Extracted records
§
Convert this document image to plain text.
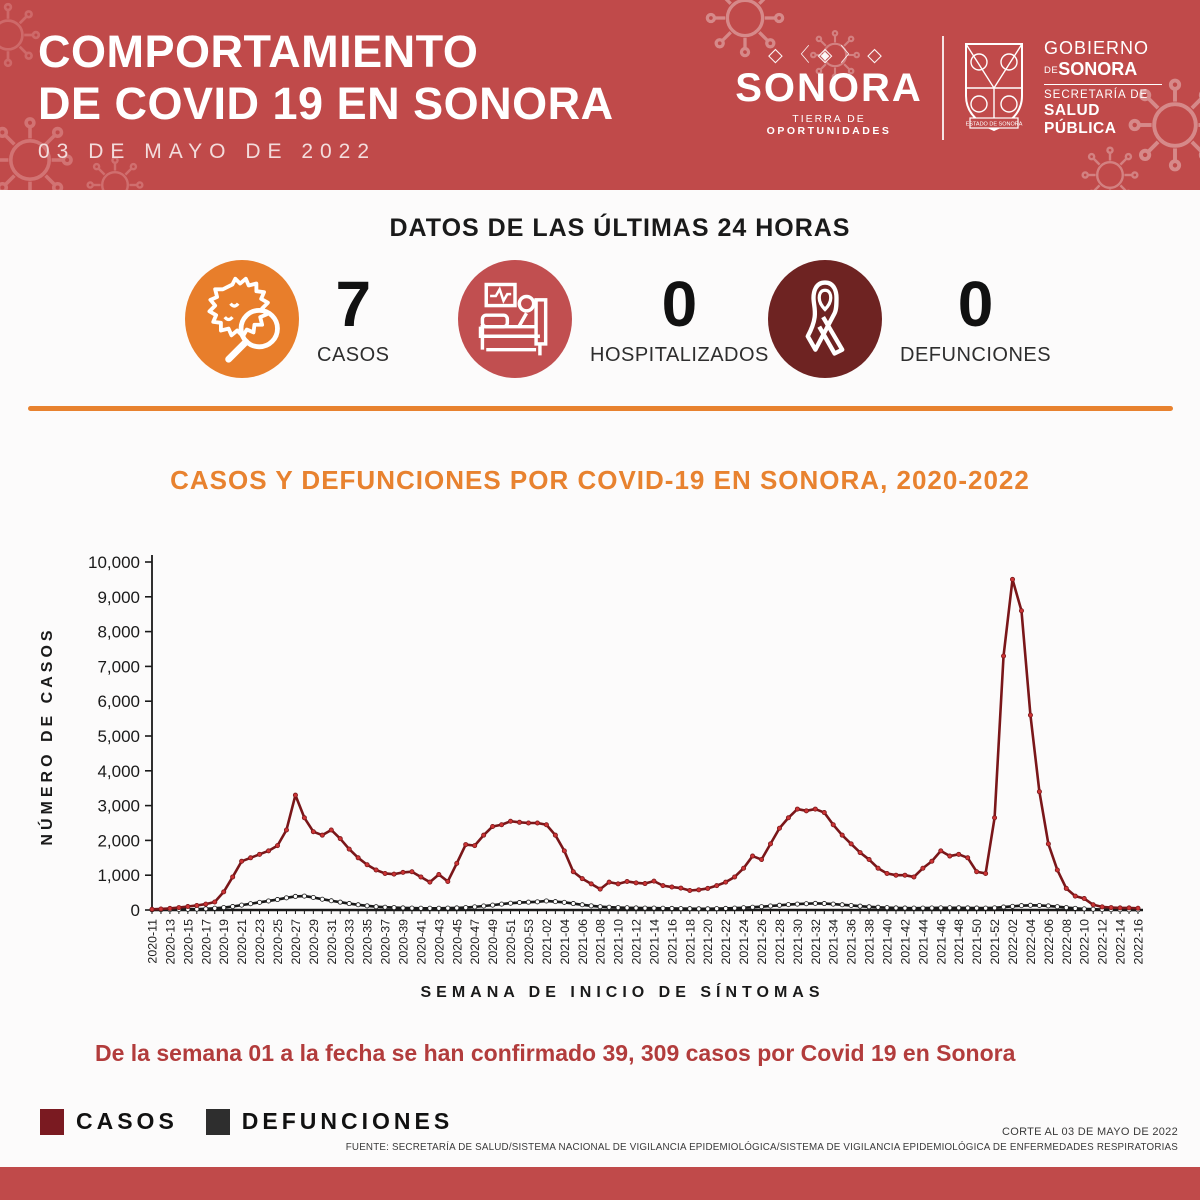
COMPORTAMIENTO
DE COVID 19 EN SONORA
03 DE MAYO DE 2022
◇〈◈〉◇
SONORA
TIERRA DE OPORTUNIDADES	ESTADO DE SONORA
GOBIERNO
DESONORA
SECRETARÍA DE
SALUD PÚBLICA
DATOS DE LAS ÚLTIMAS 24 HORAS
7
CASOS
0
HOSPITALIZADOS
0
DEFUNCIONES
CASOS Y DEFUNCIONES POR COVID-19 EN SONORA, 2020-2022
0
1,000
2,000
3,000
4,000
5,000
6,000
7,000
8,000
9,000
10,000
2020-11 2020-13 2020-15 2020-17 2020-19 2020-21 2020-23 2020-25 2020-27 2020-29 2020-31 2020-33 2020-35 2020-37 2020-39 2020-41 2020-43 2020-45 2020-47 2020-49 2020-51 2020-53 2021-02 2021-04 2021-06 2021-08 2021-10 2021-12 2021-14 2021-16 2021-18 2021-20 2021-22 2021-24 2021-26 2021-28 2021-30 2021-32 2021-34 2021-36 2021-38 2021-40 2021-42 2021-44 2021-46 2021-48 2021-50 2021-52 2022-02 2022-04 2022-06 2022-08 2022-10 2022-12 2022-14 2022-16
NÚMERO DE CASOS
SEMANA DE INICIO DE SÍNTOMAS
De la semana 01 a la fecha se han confirmado 39, 309 casos por Covid 19 en Sonora
CASOS	DEFUNCIONES	CORTE AL 03 DE MAYO DE 2022
FUENTE: SECRETARÍA DE SALUD/SISTEMA NACIONAL DE VIGILANCIA EPIDEMIOLÓGICA/SISTEMA DE VIGILANCIA EPIDEMIOLÓGICA DE ENFERMEDADES RESPIRATORIAS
§
STATED TASK: Lines of the material that contain the word "DEFUNCIONES" are to be gathered.

THE RESPONSE:
DEFUNCIONES
CASOS Y DEFUNCIONES POR COVID-19 EN SONORA, 2020-2022
CASOS	DEFUNCIONES	CORTE AL 03 DE MAYO DE 2022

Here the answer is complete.